▶ _What the task asks_: Make an exact copy of each entry, leaving out every picture.

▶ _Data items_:
════
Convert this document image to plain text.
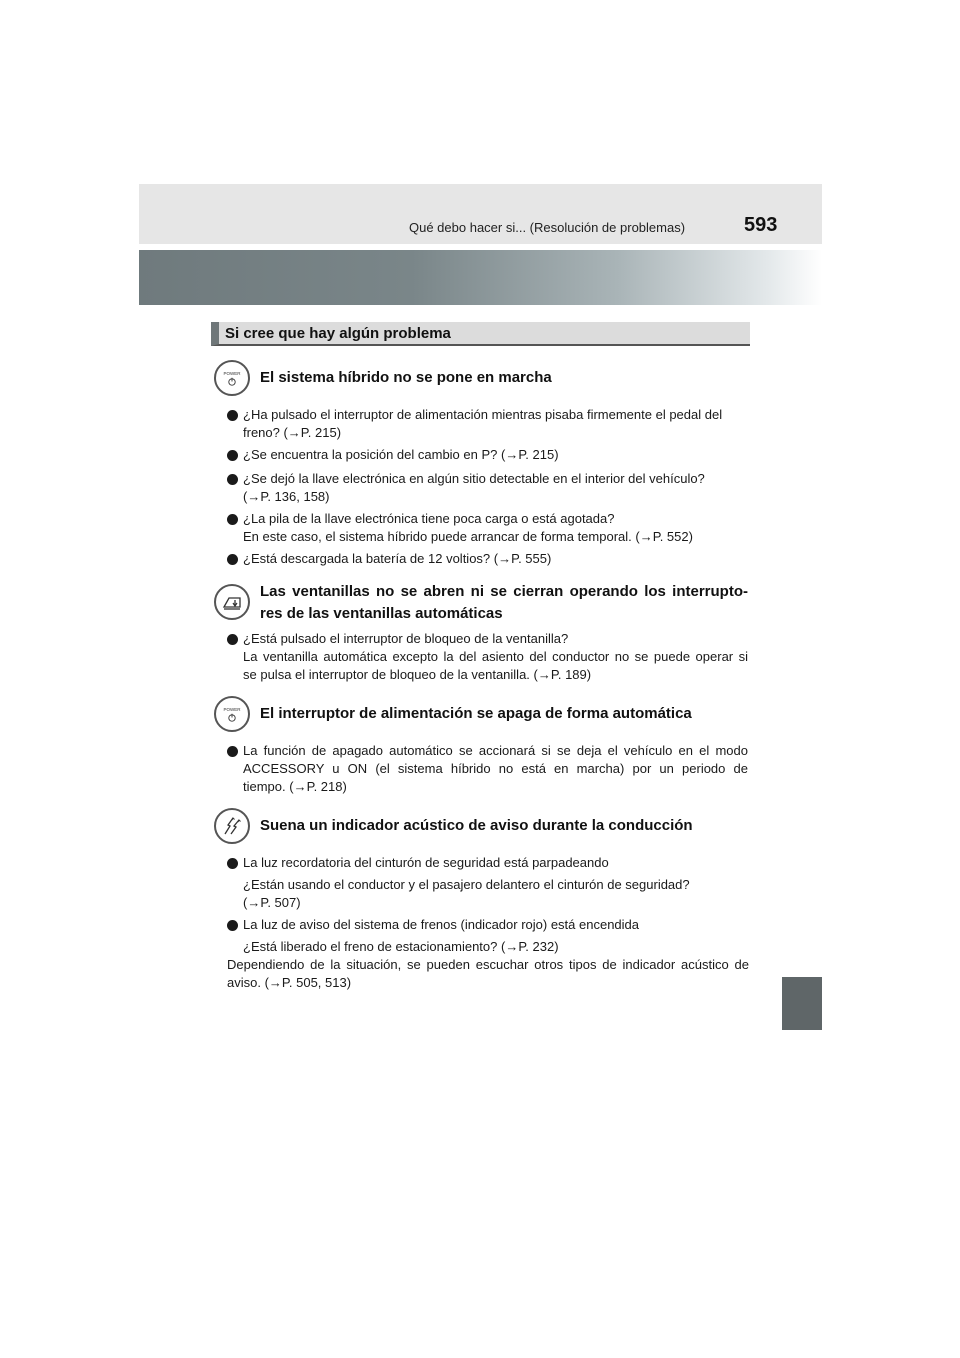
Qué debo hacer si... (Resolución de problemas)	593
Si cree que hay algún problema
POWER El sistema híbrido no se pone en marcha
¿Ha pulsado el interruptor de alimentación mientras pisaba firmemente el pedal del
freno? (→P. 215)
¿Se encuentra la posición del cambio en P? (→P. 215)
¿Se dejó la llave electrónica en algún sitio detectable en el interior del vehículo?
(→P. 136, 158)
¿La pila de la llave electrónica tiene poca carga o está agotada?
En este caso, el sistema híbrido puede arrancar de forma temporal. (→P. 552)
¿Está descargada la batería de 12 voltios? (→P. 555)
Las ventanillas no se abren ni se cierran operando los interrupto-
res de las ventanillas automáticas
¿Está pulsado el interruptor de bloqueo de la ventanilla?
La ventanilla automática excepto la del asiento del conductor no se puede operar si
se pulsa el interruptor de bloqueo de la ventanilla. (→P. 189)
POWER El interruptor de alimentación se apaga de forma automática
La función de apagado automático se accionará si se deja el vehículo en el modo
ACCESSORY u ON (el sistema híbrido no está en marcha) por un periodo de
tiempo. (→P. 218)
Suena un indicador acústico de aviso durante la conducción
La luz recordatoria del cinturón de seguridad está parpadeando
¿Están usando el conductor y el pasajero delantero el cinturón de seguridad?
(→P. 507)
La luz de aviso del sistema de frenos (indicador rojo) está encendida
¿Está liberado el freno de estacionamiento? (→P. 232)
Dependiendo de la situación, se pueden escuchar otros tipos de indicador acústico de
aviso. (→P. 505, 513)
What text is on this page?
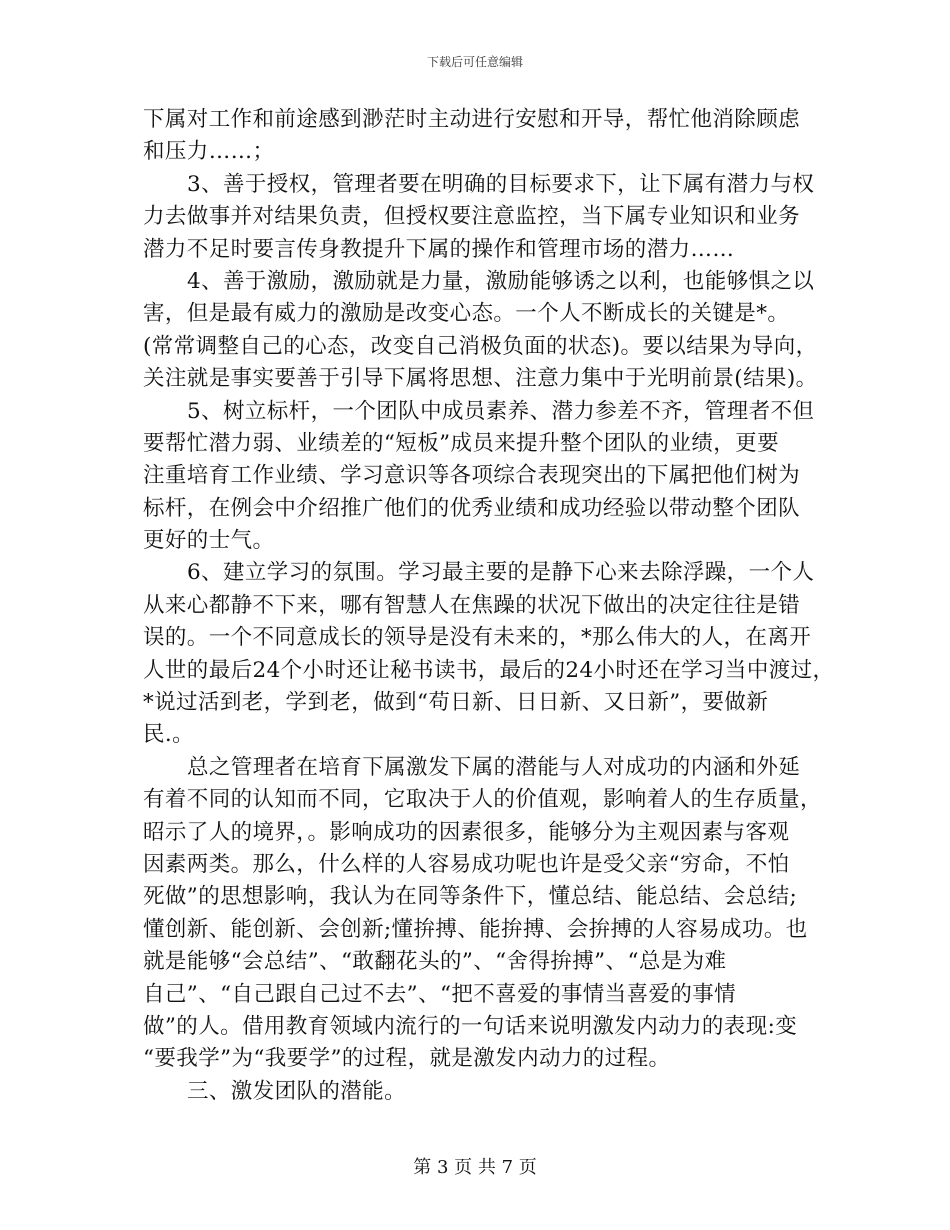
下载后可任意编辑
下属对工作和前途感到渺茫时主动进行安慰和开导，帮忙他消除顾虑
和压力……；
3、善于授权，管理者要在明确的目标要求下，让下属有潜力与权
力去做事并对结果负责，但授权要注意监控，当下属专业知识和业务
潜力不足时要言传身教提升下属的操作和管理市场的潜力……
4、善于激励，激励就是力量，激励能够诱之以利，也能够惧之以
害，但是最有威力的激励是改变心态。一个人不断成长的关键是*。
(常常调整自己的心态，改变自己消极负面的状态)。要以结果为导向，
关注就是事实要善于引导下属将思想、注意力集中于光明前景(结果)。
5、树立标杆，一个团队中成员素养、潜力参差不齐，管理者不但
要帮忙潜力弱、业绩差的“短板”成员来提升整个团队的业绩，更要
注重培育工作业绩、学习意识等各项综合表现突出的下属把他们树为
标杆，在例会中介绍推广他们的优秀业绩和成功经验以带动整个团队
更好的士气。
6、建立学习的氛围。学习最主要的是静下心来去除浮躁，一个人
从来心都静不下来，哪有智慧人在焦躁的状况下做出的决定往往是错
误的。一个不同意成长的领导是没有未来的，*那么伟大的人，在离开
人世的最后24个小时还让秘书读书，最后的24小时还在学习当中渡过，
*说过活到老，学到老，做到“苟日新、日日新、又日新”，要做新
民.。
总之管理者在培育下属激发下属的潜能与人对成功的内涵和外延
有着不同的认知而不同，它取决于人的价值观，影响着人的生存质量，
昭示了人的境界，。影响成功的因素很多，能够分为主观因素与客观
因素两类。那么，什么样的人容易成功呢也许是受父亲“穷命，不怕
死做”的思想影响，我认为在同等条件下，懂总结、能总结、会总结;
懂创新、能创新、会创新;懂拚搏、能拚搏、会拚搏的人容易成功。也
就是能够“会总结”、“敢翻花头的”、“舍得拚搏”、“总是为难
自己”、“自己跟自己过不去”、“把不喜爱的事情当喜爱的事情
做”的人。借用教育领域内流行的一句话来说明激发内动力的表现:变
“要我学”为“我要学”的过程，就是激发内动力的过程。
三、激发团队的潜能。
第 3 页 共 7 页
════
▶ _Complete output_:
Convert this document image to plain text.
Qué debo hacer si... (Resolución de problemas)	593
Si cree que hay algún problema
POWER El sistema híbrido no se pone en marcha
¿Ha pulsado el interruptor de alimentación mientras pisaba firmemente el pedal del
freno? (→P. 215)
¿Se encuentra la posición del cambio en P? (→P. 215)
¿Se dejó la llave electrónica en algún sitio detectable en el interior del vehículo?
(→P. 136, 158)
¿La pila de la llave electrónica tiene poca carga o está agotada?
En este caso, el sistema híbrido puede arrancar de forma temporal. (→P. 552)
¿Está descargada la batería de 12 voltios? (→P. 555)
Las ventanillas no se abren ni se cierran operando los interrupto-
res de las ventanillas automáticas
¿Está pulsado el interruptor de bloqueo de la ventanilla?
La ventanilla automática excepto la del asiento del conductor no se puede operar si
se pulsa el interruptor de bloqueo de la ventanilla. (→P. 189)
POWER El interruptor de alimentación se apaga de forma automática
La función de apagado automático se accionará si se deja el vehículo en el modo
ACCESSORY u ON (el sistema híbrido no está en marcha) por un periodo de
tiempo. (→P. 218)
Suena un indicador acústico de aviso durante la conducción
La luz recordatoria del cinturón de seguridad está parpadeando
¿Están usando el conductor y el pasajero delantero el cinturón de seguridad?
(→P. 507)
La luz de aviso del sistema de frenos (indicador rojo) está encendida
¿Está liberado el freno de estacionamiento? (→P. 232)
Dependiendo de la situación, se pueden escuchar otros tipos de indicador acústico de
aviso. (→P. 505, 513)
What text is on this page?
下载后可任意编辑
下属对工作和前途感到渺茫时主动进行安慰和开导，帮忙他消除顾虑
和压力……；
3、善于授权，管理者要在明确的目标要求下，让下属有潜力与权
力去做事并对结果负责，但授权要注意监控，当下属专业知识和业务
潜力不足时要言传身教提升下属的操作和管理市场的潜力……
4、善于激励，激励就是力量，激励能够诱之以利，也能够惧之以
害，但是最有威力的激励是改变心态。一个人不断成长的关键是*。
(常常调整自己的心态，改变自己消极负面的状态)。要以结果为导向，
关注就是事实要善于引导下属将思想、注意力集中于光明前景(结果)。
5、树立标杆，一个团队中成员素养、潜力参差不齐，管理者不但
要帮忙潜力弱、业绩差的“短板”成员来提升整个团队的业绩，更要
注重培育工作业绩、学习意识等各项综合表现突出的下属把他们树为
标杆，在例会中介绍推广他们的优秀业绩和成功经验以带动整个团队
更好的士气。
6、建立学习的氛围。学习最主要的是静下心来去除浮躁，一个人
从来心都静不下来，哪有智慧人在焦躁的状况下做出的决定往往是错
误的。一个不同意成长的领导是没有未来的，*那么伟大的人，在离开
人世的最后24个小时还让秘书读书，最后的24小时还在学习当中渡过，
*说过活到老，学到老，做到“苟日新、日日新、又日新”，要做新
民.。
总之管理者在培育下属激发下属的潜能与人对成功的内涵和外延
有着不同的认知而不同，它取决于人的价值观，影响着人的生存质量，
昭示了人的境界，。影响成功的因素很多，能够分为主观因素与客观
因素两类。那么，什么样的人容易成功呢也许是受父亲“穷命，不怕
死做”的思想影响，我认为在同等条件下，懂总结、能总结、会总结;
懂创新、能创新、会创新;懂拚搏、能拚搏、会拚搏的人容易成功。也
就是能够“会总结”、“敢翻花头的”、“舍得拚搏”、“总是为难
自己”、“自己跟自己过不去”、“把不喜爱的事情当喜爱的事情
做”的人。借用教育领域内流行的一句话来说明激发内动力的表现:变
“要我学”为“我要学”的过程，就是激发内动力的过程。
三、激发团队的潜能。
第 3 页 共 7 页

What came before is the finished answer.